Across the entries below, count the lines in which the word "hand" occurs. Reply with the count alone.

*****

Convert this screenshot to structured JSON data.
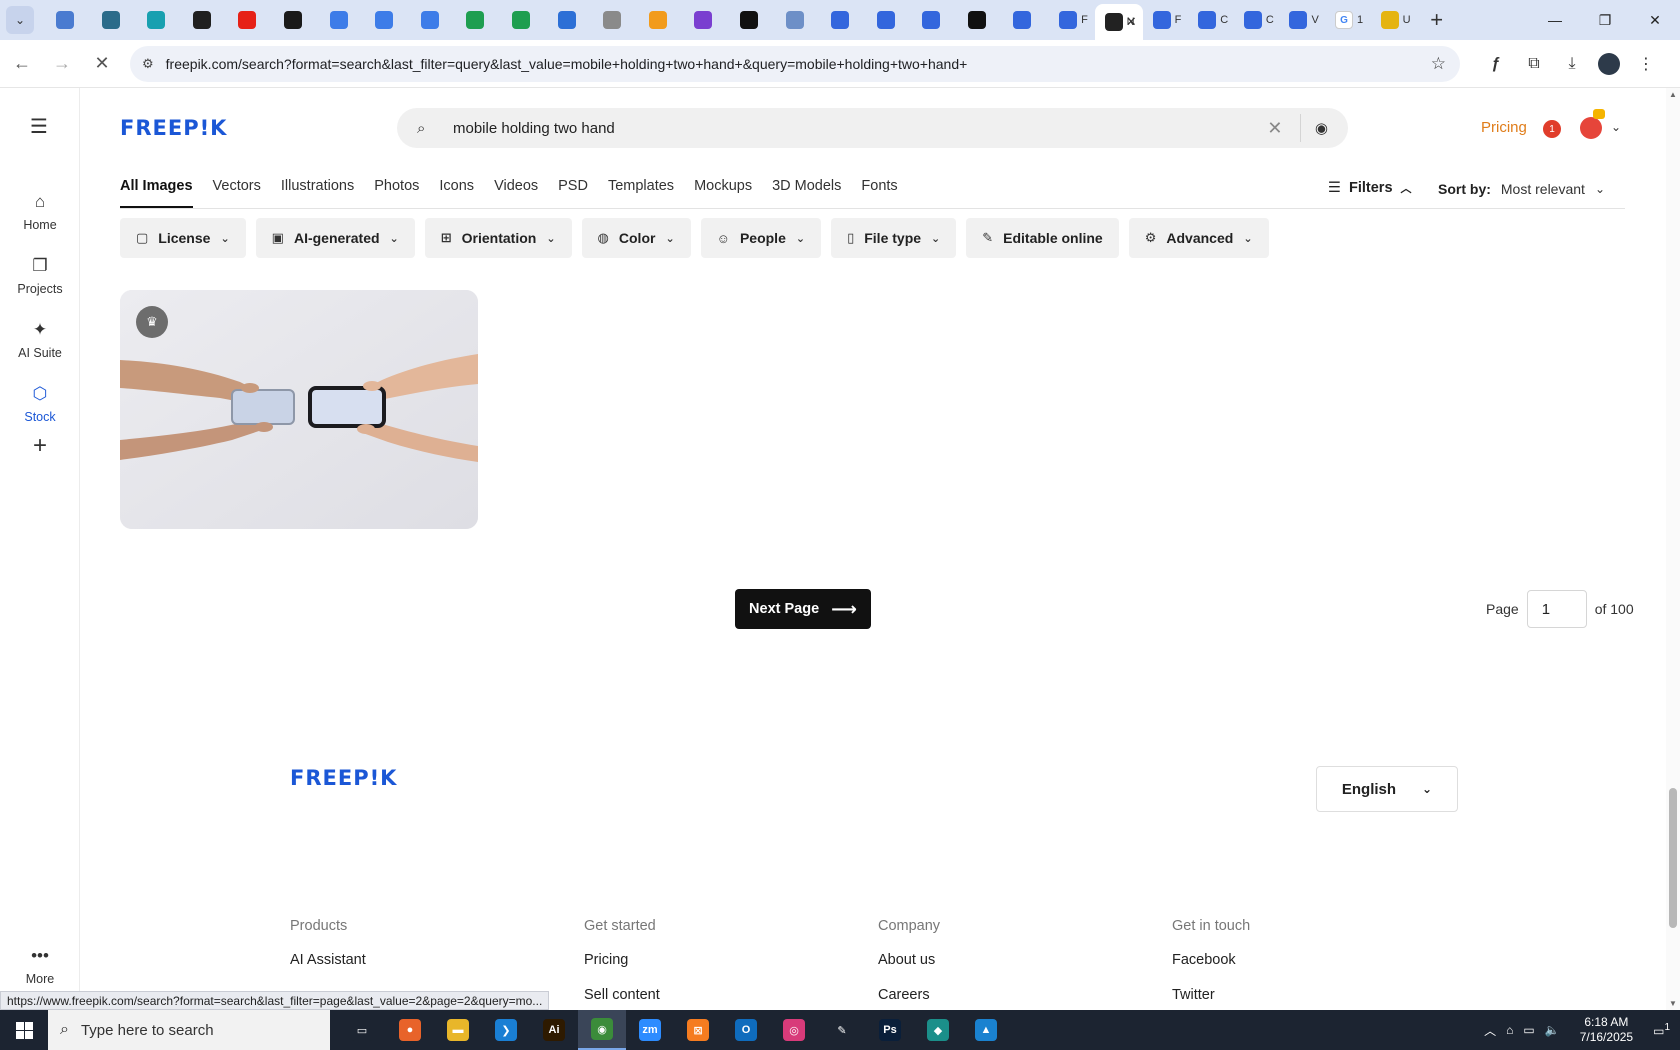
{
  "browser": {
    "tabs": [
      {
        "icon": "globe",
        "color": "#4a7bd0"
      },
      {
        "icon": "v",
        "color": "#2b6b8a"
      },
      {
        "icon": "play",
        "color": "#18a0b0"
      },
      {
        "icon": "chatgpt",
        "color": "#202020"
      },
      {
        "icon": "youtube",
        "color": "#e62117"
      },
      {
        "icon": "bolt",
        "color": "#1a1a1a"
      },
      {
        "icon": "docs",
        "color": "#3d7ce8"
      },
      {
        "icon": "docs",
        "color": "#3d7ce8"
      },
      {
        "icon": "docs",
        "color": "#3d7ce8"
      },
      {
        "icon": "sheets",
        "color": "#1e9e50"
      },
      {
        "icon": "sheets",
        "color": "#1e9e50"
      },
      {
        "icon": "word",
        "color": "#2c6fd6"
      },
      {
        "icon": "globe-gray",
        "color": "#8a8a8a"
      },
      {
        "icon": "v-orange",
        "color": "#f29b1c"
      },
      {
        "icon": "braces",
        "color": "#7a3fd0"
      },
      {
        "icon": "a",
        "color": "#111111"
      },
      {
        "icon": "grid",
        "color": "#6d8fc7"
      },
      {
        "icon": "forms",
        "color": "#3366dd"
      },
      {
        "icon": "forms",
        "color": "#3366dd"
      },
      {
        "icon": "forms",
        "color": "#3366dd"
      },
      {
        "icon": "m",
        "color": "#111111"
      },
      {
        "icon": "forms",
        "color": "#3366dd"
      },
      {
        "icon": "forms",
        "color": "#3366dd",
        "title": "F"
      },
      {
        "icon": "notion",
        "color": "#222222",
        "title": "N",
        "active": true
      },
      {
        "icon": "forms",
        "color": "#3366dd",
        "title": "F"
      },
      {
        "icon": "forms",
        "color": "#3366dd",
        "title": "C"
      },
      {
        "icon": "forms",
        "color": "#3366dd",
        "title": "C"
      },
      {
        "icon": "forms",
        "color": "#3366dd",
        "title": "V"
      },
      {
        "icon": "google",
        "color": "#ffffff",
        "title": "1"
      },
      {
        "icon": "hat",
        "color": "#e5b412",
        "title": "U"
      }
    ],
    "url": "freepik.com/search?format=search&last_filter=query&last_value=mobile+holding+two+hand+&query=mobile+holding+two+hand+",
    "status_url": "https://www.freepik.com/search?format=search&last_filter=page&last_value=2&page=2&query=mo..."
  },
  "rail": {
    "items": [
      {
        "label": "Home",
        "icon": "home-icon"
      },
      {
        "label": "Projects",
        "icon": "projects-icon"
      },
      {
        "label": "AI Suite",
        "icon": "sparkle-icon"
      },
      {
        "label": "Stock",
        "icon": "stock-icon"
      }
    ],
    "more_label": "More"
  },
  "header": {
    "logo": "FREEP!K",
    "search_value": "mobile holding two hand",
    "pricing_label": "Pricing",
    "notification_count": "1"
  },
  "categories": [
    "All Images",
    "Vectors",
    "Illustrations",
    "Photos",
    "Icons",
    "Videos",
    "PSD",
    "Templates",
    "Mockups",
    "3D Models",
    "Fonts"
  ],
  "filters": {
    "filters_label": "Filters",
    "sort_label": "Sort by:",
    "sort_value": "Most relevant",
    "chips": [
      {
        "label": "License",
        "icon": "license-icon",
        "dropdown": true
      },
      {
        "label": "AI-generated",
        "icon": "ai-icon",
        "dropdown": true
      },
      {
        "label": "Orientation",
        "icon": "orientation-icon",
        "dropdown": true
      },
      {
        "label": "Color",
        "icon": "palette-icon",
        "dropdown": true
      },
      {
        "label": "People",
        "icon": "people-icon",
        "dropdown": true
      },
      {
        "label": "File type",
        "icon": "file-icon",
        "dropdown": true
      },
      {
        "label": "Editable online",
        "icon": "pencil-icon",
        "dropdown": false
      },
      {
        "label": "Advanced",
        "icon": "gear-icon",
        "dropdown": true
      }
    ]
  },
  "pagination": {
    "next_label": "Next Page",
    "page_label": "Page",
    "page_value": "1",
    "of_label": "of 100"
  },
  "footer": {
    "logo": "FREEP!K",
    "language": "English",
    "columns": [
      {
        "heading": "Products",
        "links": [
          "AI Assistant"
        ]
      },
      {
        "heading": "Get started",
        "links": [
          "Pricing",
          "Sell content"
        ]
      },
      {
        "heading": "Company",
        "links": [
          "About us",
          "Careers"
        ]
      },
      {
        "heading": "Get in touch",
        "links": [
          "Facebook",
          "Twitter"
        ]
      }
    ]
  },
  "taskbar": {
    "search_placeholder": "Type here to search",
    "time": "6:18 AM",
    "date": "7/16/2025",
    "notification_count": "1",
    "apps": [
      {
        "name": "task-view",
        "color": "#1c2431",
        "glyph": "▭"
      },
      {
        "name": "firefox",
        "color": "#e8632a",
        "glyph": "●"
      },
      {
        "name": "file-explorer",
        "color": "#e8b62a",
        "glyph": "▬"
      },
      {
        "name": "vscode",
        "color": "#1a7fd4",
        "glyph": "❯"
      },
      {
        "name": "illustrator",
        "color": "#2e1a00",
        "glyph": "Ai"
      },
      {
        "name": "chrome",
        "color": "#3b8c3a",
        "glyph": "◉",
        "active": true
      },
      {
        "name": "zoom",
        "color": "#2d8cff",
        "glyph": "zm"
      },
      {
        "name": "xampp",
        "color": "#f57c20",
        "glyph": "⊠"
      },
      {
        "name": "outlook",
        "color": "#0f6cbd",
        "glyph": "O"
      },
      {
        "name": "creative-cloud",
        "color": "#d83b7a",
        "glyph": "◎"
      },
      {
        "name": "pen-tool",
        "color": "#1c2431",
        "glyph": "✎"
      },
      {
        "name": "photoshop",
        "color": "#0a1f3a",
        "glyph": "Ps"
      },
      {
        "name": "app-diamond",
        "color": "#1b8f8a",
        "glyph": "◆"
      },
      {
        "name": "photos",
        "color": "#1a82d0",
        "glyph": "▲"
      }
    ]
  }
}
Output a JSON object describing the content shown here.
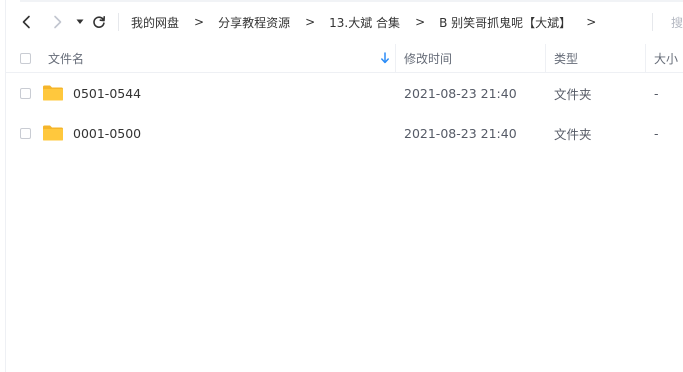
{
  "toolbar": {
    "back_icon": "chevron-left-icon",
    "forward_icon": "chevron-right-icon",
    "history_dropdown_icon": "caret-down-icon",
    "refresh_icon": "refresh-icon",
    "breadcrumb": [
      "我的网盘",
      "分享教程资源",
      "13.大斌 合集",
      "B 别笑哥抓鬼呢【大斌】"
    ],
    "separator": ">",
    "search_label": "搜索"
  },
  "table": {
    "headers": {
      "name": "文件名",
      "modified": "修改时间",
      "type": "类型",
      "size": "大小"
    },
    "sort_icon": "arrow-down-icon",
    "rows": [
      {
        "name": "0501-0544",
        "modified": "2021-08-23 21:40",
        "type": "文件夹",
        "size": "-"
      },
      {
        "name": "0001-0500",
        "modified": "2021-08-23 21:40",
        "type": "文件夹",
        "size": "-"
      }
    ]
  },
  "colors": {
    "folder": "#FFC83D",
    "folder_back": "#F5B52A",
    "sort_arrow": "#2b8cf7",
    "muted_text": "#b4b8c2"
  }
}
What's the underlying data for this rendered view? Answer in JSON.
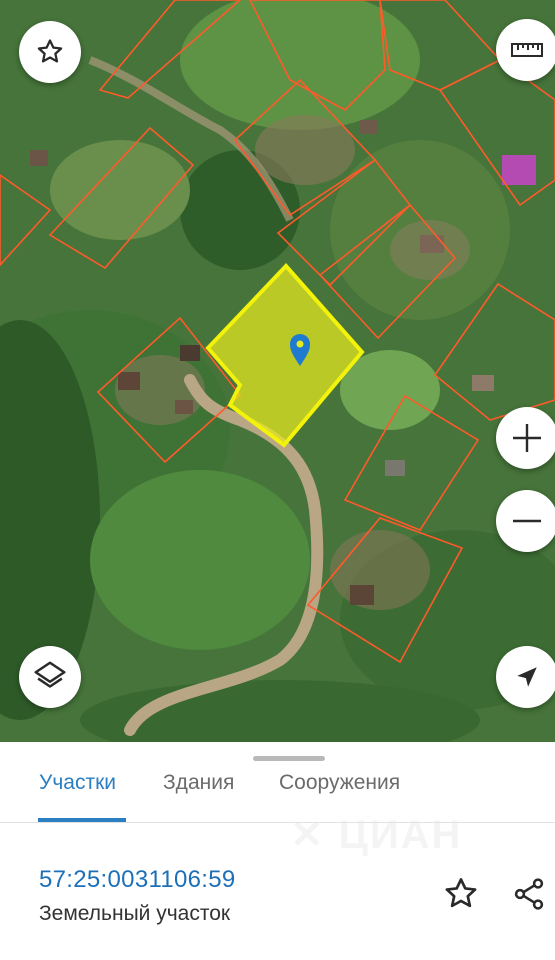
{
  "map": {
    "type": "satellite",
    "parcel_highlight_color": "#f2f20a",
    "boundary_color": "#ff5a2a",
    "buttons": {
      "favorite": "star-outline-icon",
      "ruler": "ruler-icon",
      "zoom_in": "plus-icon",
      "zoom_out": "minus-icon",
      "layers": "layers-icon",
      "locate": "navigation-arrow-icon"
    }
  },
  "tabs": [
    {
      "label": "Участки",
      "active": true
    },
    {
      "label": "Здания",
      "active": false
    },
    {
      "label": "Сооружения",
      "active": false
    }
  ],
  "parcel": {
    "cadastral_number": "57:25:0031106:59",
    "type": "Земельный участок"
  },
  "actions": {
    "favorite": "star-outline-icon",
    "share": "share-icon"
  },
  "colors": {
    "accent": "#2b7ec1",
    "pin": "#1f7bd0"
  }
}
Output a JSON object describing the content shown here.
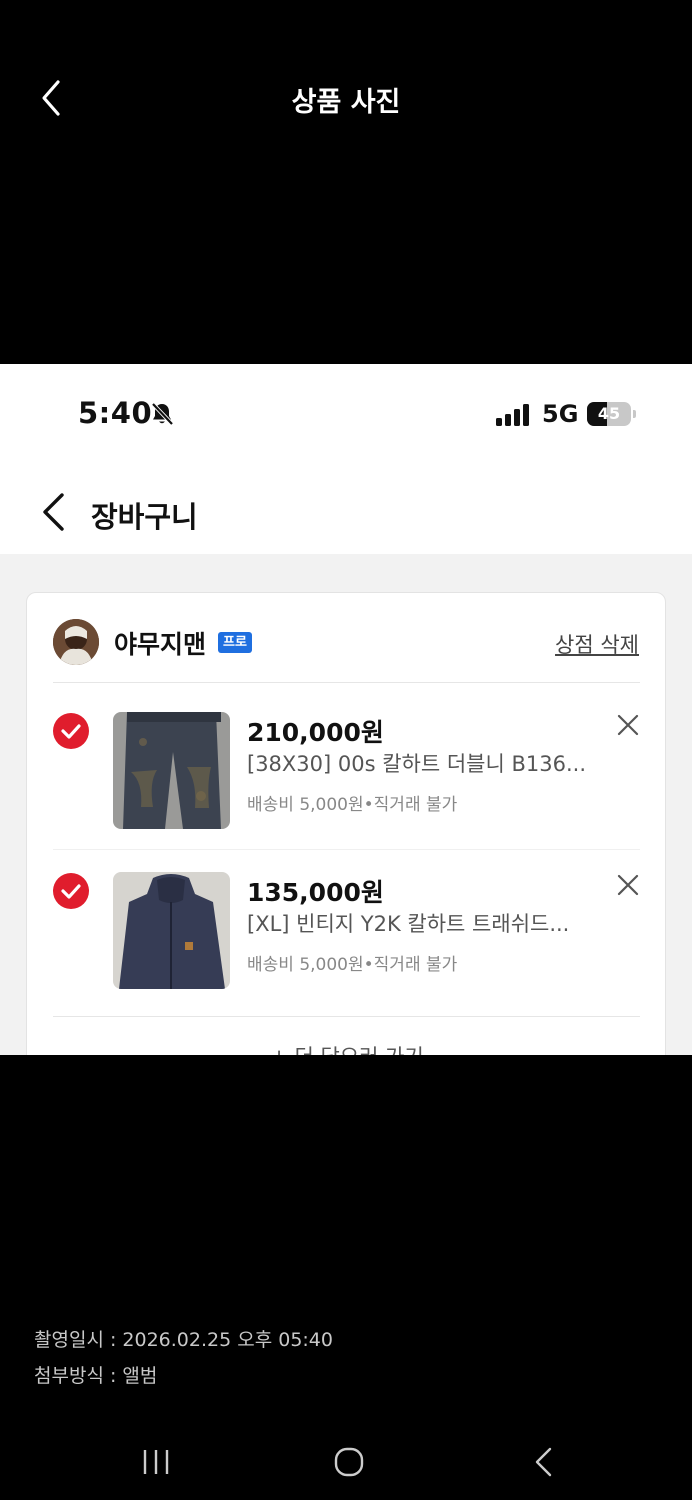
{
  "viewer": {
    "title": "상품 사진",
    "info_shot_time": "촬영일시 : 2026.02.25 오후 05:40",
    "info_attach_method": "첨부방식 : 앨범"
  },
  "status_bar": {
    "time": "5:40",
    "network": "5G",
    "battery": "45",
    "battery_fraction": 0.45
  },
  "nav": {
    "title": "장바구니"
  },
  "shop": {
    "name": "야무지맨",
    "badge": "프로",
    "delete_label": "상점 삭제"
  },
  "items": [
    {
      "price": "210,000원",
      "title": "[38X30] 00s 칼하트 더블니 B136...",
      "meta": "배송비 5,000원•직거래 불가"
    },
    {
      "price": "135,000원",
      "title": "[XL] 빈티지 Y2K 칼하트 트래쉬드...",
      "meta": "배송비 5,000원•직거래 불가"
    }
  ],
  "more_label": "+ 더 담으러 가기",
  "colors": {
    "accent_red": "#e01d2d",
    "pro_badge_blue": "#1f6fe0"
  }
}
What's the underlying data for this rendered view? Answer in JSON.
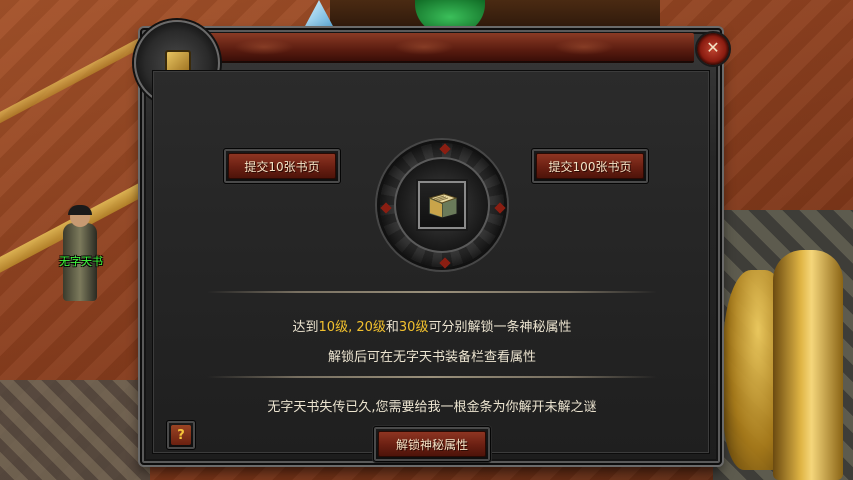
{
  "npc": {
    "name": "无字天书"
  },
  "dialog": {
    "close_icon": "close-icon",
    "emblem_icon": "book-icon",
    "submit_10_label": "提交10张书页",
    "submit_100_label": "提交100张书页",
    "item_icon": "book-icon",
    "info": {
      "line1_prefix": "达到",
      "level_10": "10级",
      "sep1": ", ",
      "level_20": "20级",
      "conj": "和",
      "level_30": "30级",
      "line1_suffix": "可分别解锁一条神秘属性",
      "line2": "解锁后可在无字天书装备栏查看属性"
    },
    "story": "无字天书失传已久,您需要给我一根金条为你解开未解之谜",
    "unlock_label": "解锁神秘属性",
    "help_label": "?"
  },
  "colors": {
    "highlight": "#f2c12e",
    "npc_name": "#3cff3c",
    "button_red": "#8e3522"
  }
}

*****

* **EXERCISE OUTPUT**
2